- Given problem: Answer with a single number: the count of lines that include the string "this".

- Raw records:
* START *

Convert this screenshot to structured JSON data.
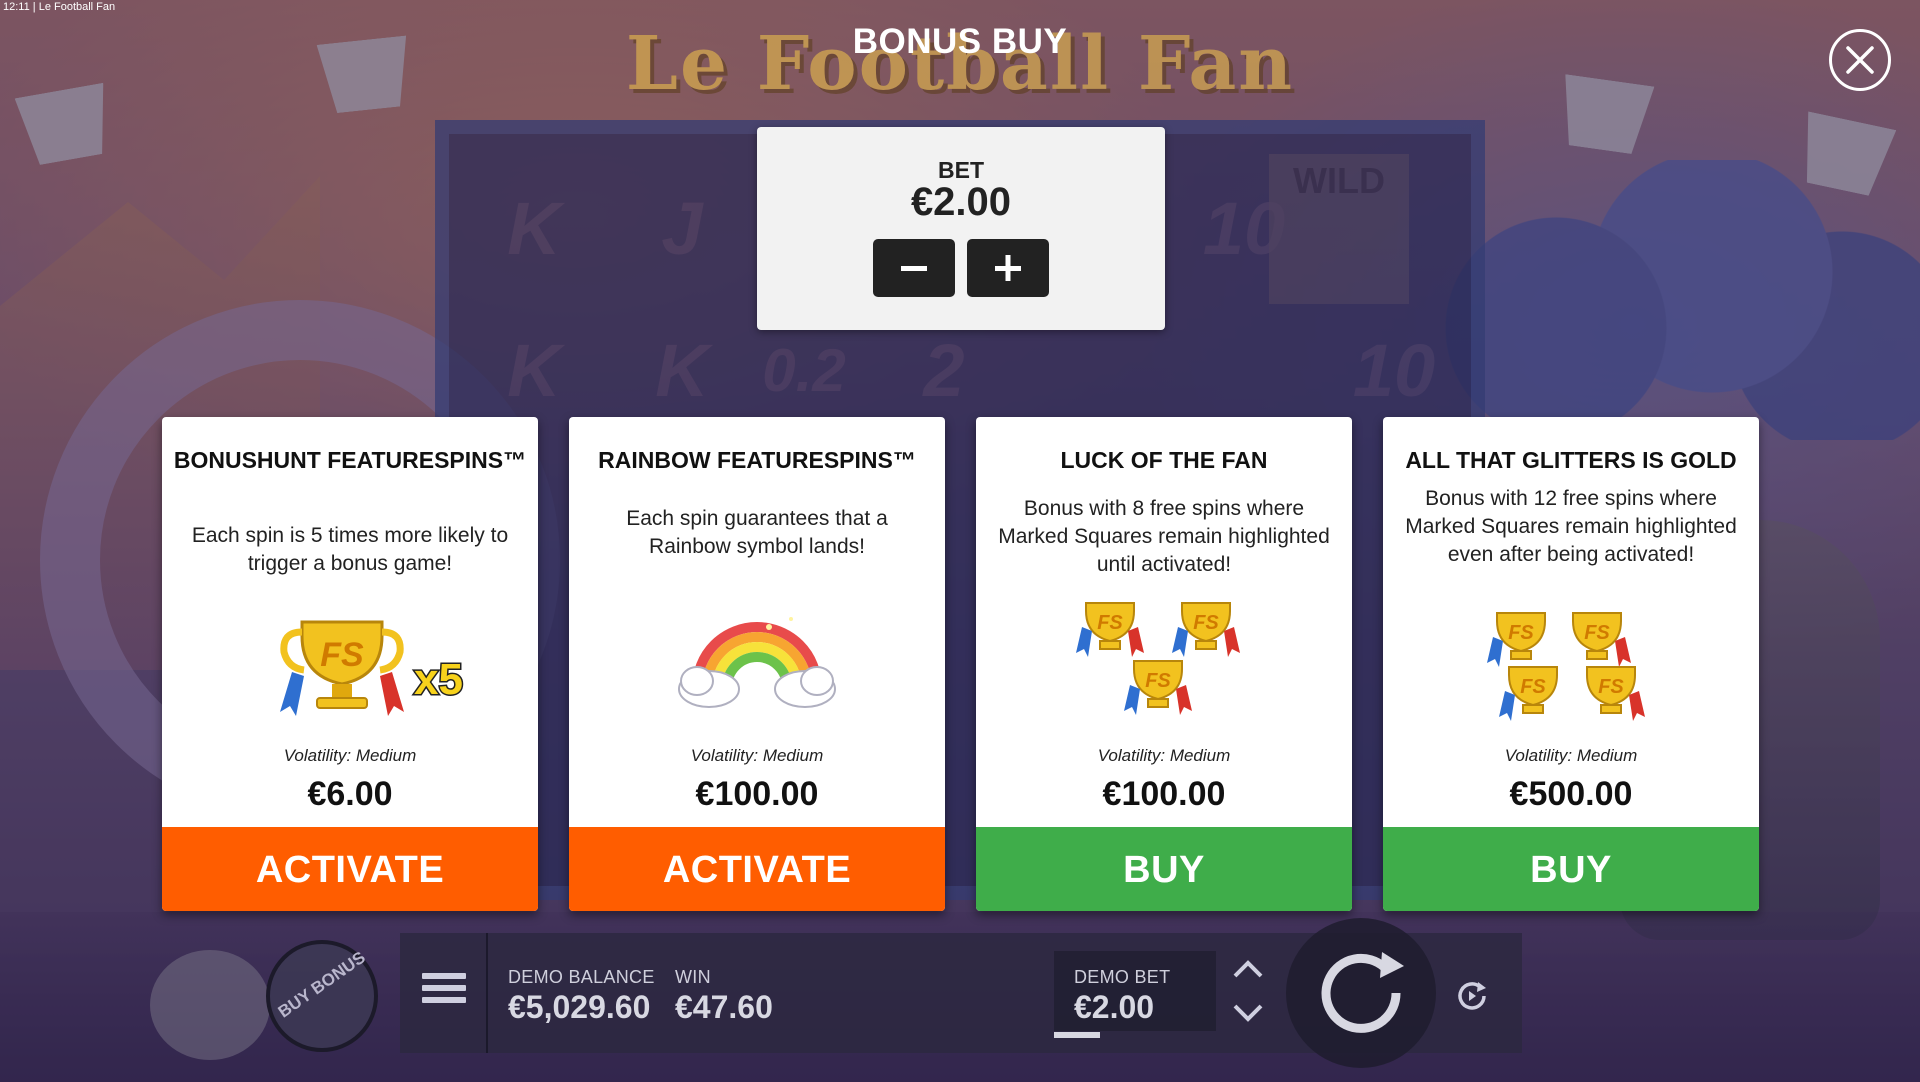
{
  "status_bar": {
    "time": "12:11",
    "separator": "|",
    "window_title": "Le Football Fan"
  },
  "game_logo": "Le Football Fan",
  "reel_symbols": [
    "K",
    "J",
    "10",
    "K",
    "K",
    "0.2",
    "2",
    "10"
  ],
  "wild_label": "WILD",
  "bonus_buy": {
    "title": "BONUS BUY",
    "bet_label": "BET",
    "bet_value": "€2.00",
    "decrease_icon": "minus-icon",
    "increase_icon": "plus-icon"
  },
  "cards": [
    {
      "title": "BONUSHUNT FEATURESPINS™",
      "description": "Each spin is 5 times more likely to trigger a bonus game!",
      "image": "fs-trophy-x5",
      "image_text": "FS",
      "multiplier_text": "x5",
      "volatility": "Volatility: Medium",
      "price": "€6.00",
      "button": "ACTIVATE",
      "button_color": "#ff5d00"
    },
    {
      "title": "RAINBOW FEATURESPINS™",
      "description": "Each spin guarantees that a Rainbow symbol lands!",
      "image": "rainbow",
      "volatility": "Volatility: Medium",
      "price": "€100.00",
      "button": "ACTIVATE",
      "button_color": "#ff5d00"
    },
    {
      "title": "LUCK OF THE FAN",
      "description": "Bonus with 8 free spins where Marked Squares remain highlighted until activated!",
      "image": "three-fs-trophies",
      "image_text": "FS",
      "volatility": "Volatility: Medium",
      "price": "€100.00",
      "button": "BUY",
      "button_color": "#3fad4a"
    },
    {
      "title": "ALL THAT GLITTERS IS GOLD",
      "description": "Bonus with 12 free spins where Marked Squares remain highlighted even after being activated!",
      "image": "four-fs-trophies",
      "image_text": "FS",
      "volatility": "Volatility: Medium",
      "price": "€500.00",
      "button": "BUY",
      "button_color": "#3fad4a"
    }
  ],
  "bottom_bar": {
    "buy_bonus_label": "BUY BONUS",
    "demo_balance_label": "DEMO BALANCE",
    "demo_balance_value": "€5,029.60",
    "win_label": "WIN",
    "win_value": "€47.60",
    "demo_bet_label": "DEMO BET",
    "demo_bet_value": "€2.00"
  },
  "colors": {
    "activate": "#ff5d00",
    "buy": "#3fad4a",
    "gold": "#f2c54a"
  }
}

* END *
* START *

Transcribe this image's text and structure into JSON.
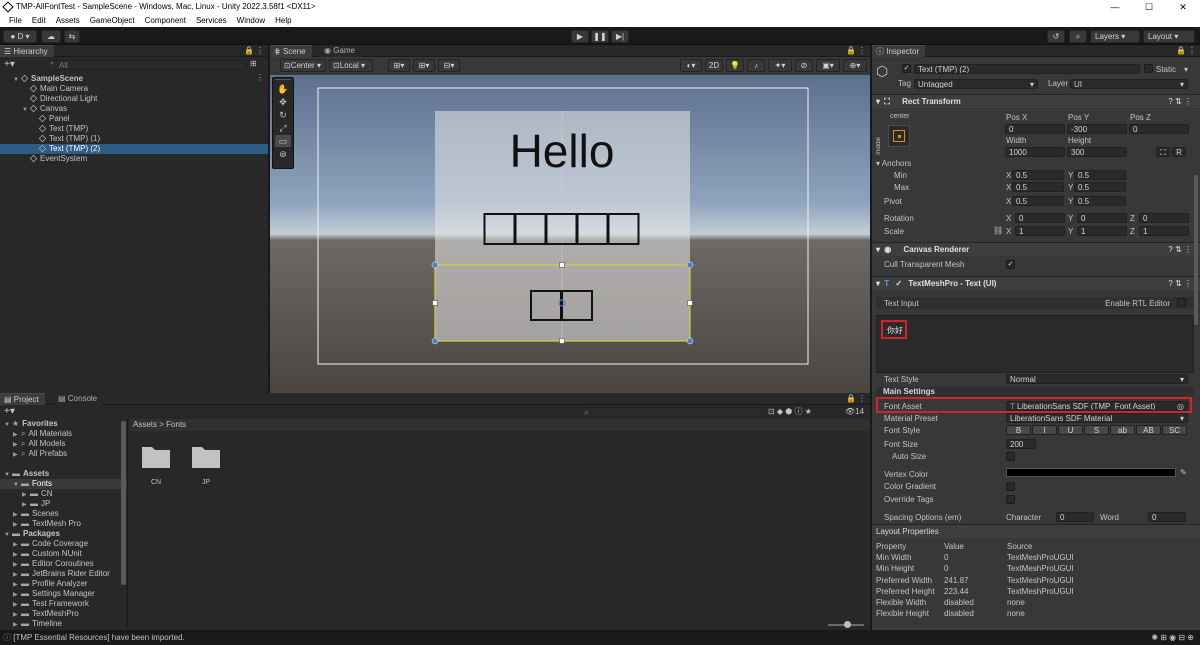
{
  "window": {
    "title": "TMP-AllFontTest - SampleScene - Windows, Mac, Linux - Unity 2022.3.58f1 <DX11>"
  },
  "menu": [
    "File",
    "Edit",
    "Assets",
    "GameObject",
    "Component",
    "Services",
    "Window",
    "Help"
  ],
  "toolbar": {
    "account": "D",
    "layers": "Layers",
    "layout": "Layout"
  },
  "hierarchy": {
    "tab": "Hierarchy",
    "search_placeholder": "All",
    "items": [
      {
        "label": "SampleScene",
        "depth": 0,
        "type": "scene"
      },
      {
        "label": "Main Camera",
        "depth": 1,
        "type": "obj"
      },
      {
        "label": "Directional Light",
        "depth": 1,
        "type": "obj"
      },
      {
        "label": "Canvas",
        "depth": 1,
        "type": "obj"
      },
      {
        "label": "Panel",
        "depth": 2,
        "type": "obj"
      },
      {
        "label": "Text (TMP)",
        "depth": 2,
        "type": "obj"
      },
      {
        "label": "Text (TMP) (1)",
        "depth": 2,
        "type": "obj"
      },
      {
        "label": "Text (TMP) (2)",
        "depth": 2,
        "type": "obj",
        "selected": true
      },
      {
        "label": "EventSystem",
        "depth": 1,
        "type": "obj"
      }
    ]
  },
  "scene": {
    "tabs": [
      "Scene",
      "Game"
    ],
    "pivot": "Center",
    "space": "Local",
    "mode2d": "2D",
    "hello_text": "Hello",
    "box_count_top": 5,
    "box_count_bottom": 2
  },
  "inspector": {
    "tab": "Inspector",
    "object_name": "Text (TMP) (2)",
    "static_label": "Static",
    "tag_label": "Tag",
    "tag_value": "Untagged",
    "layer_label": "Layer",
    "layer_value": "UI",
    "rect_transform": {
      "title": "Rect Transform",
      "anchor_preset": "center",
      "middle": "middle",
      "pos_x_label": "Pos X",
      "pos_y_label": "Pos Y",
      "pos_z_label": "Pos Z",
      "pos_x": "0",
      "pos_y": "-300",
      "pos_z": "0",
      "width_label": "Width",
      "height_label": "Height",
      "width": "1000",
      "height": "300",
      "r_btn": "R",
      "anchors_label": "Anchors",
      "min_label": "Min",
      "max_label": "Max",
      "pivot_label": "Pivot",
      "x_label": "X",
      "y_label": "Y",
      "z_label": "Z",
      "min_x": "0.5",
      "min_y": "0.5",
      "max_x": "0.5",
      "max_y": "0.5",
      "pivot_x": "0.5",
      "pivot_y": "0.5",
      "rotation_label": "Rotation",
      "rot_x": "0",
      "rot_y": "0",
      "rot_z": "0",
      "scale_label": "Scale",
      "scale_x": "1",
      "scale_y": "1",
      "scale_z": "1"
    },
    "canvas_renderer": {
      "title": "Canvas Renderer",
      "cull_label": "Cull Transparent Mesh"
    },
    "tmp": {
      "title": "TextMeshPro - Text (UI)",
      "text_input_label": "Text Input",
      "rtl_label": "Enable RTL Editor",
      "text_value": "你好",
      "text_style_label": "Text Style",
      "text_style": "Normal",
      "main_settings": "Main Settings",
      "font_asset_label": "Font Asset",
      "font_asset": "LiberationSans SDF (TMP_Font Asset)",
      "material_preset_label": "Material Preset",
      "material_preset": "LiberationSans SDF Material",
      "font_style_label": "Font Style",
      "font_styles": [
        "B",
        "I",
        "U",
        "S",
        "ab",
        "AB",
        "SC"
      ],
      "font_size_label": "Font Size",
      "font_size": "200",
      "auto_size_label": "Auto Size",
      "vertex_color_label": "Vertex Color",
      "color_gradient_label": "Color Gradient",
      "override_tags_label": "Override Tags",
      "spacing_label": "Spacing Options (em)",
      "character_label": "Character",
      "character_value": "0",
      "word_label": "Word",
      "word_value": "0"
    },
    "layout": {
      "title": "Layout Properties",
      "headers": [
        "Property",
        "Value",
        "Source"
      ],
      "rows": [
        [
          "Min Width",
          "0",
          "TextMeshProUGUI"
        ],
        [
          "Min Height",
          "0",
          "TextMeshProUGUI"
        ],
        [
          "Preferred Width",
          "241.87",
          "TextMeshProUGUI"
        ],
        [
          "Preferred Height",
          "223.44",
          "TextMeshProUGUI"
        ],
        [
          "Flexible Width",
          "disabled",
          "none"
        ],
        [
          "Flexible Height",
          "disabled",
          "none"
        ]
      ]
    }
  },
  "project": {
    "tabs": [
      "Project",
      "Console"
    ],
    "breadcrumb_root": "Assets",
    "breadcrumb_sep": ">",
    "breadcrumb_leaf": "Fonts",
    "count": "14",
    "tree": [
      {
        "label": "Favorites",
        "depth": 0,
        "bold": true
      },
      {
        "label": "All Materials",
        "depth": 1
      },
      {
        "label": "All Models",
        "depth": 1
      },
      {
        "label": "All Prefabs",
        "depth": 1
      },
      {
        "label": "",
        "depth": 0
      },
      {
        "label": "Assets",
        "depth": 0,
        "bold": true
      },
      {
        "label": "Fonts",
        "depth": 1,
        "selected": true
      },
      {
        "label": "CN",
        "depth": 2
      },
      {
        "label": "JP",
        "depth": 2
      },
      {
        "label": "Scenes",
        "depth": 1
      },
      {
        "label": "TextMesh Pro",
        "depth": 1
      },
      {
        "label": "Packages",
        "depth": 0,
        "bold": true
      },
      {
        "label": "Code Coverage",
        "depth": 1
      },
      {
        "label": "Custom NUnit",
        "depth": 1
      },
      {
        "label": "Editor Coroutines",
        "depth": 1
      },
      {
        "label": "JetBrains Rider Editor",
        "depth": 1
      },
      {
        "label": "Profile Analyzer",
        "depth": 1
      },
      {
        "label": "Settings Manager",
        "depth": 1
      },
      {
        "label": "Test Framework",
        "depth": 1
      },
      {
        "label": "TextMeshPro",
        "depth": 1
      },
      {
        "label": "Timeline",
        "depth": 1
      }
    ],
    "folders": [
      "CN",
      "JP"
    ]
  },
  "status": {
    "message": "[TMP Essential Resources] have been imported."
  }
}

* END *

- Solution: 2